━━━━━ Records shown

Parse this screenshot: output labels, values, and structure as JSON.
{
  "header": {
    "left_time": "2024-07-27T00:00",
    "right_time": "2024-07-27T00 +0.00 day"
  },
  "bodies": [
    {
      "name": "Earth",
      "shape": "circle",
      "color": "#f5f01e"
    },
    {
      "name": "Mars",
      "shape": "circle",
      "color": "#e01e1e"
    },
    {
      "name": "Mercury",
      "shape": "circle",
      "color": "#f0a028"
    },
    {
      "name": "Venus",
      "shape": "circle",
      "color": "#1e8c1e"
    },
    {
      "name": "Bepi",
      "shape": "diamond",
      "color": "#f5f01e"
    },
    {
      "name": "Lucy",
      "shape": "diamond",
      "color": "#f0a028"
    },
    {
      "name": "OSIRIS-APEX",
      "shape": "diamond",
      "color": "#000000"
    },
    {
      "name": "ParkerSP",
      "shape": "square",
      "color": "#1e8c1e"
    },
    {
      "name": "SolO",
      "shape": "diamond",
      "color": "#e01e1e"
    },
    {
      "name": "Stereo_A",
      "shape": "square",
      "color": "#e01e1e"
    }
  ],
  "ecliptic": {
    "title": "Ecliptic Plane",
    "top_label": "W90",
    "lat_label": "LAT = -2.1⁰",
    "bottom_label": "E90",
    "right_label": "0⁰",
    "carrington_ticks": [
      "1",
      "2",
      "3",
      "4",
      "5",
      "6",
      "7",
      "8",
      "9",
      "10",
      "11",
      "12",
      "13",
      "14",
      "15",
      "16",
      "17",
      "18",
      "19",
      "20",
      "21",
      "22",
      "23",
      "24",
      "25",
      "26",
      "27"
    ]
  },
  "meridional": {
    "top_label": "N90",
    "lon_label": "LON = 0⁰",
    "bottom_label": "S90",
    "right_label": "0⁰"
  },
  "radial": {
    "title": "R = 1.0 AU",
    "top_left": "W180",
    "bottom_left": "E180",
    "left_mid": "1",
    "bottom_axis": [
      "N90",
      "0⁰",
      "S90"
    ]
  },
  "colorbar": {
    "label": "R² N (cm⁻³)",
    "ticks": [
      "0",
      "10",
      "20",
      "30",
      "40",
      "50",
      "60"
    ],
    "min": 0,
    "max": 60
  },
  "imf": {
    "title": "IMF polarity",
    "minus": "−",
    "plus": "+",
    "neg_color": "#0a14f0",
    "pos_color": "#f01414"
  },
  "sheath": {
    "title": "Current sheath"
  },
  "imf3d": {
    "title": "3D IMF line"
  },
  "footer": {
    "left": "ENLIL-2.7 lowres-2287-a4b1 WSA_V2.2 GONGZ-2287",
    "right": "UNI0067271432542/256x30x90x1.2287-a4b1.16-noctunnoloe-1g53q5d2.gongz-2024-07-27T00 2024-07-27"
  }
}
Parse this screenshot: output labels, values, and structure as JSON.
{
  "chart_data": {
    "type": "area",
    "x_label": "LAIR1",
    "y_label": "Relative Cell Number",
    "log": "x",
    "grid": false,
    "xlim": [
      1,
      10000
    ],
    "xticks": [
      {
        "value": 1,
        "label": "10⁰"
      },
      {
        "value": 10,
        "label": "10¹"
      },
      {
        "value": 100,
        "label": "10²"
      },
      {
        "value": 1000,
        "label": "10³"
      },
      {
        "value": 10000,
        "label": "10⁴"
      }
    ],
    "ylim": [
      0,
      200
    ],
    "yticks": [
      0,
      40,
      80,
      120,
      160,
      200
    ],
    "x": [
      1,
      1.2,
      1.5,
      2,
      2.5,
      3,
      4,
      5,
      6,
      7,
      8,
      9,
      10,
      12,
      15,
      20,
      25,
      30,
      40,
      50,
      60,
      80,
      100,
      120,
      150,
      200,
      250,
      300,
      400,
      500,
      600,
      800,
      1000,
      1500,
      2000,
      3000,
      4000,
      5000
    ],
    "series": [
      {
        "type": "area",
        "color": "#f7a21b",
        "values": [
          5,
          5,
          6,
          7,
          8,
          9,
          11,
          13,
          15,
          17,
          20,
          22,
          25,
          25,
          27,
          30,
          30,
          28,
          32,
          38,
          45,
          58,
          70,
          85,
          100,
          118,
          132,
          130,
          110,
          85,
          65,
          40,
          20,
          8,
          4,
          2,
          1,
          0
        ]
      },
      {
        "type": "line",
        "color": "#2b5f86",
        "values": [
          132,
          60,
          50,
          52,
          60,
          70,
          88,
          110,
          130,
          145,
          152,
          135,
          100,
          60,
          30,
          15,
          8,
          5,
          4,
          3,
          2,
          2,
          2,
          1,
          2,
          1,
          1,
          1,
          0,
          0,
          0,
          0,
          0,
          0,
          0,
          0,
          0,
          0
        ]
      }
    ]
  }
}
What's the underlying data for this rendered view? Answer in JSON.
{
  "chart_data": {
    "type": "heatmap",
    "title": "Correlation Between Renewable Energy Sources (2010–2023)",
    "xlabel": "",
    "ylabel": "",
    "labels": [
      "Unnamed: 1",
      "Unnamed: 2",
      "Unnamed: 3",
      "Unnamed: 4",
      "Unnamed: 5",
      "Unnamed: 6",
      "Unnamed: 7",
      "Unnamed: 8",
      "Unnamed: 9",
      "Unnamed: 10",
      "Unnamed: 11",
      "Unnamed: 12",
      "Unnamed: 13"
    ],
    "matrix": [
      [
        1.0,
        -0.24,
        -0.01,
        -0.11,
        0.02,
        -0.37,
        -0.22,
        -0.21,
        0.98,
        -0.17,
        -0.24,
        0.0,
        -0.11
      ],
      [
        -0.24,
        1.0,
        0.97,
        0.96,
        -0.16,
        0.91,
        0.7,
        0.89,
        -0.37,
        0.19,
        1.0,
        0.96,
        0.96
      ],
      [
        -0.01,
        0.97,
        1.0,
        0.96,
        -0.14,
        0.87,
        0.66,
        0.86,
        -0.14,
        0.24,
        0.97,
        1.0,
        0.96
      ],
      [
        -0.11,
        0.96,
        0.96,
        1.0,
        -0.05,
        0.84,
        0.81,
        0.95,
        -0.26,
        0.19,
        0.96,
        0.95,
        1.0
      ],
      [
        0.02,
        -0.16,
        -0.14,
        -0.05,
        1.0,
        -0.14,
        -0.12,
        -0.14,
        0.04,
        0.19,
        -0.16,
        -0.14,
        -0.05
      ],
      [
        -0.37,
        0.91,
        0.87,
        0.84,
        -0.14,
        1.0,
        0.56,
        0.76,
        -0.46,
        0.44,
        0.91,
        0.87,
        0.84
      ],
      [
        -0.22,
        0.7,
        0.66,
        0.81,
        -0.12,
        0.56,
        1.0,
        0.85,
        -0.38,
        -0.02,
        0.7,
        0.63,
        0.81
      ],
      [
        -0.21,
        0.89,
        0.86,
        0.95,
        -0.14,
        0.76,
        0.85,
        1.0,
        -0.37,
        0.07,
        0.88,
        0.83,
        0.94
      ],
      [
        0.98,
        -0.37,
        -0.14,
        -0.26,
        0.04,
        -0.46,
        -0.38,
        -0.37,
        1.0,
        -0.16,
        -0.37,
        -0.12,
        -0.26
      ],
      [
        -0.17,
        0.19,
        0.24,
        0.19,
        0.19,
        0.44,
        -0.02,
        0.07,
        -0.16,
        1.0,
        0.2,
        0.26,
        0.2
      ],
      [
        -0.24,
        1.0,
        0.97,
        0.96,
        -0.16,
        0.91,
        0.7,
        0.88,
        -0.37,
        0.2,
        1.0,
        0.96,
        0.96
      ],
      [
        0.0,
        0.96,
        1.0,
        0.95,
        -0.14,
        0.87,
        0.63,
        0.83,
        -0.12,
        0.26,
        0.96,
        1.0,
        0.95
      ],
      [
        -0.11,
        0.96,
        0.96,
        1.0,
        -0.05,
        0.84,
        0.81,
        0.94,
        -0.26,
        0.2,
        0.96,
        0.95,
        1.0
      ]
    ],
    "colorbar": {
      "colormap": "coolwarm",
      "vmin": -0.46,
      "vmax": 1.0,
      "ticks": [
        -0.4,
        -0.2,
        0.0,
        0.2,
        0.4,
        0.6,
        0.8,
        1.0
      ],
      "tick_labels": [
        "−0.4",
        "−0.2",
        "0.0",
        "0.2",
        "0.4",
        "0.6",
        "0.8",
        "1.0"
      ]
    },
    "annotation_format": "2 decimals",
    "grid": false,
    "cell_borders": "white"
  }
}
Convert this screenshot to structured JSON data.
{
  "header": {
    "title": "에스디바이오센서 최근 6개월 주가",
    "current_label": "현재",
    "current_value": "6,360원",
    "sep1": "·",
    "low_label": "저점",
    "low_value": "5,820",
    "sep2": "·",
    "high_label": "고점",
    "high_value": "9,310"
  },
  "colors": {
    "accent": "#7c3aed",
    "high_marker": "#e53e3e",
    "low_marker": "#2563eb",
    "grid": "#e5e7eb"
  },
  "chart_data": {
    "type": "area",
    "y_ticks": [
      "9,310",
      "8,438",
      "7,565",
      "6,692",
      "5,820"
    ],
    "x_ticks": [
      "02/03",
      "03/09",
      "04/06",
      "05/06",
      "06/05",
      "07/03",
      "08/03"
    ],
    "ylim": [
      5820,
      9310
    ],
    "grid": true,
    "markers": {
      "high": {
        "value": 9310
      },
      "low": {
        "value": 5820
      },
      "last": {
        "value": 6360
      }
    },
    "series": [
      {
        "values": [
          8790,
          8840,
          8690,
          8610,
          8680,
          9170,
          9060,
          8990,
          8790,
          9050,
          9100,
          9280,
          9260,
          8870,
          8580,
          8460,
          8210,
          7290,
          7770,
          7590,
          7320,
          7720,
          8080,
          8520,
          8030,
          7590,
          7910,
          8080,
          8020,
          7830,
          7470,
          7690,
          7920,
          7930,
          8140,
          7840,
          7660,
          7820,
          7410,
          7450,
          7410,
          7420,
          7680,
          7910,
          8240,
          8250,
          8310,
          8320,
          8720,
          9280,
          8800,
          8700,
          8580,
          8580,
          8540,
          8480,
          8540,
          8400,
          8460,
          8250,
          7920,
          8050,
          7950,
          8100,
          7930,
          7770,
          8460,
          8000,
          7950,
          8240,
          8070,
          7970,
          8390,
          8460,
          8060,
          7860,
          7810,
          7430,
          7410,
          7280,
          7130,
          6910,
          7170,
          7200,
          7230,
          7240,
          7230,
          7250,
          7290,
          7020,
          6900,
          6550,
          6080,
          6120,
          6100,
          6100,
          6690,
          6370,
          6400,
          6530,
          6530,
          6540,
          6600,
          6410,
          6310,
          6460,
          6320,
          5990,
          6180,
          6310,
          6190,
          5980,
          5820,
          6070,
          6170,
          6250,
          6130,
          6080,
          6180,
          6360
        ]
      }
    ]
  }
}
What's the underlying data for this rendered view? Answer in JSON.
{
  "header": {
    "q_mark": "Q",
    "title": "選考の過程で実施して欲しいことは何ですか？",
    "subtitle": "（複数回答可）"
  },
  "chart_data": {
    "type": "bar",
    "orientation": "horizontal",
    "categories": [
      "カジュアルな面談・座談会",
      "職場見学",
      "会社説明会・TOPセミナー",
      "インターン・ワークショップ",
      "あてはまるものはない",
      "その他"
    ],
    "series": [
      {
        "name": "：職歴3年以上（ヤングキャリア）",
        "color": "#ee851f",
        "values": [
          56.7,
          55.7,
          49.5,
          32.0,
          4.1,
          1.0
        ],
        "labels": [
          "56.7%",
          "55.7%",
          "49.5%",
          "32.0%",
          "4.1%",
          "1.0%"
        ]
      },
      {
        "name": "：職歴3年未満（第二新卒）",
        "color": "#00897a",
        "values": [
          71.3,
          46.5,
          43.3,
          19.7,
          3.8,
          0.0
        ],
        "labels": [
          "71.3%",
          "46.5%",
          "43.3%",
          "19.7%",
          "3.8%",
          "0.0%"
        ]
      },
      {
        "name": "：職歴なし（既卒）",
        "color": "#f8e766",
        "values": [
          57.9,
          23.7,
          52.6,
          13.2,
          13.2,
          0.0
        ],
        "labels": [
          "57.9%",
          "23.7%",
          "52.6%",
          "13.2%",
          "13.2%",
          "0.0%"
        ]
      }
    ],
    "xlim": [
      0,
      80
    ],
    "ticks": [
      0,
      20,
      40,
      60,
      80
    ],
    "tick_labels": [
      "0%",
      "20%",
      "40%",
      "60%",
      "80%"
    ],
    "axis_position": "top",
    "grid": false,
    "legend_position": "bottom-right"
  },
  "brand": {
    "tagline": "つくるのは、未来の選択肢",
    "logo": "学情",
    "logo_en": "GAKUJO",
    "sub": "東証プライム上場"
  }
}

━━━━━━━━━━

**Work to be completed:**
Each line in the data that holds the string "type" should be found and copied.

**Correct answer:**
    "type": "area",
        "type": "area",
        "type": "line",
    "type": "heatmap",
    "type": "area",
    "type": "bar",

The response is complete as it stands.